INSTRUCTIONS FOR THE TASK - State the number of lines below in which the word "kolečka" appears. Nothing else belongs in the answer.

STORED ROWS -
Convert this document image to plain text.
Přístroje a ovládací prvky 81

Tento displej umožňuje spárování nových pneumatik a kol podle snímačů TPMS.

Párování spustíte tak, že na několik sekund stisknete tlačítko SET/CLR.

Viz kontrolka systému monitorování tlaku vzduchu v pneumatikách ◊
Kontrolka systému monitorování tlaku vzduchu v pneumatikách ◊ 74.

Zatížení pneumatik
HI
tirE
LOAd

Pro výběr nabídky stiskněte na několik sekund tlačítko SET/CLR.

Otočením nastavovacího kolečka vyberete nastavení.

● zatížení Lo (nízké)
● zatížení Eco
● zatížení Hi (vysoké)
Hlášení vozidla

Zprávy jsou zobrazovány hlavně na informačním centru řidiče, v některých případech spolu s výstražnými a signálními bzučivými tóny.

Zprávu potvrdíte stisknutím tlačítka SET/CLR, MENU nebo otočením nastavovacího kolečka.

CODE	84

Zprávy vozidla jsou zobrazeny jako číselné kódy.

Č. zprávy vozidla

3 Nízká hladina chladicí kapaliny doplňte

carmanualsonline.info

COMPLETE ANSWER - 2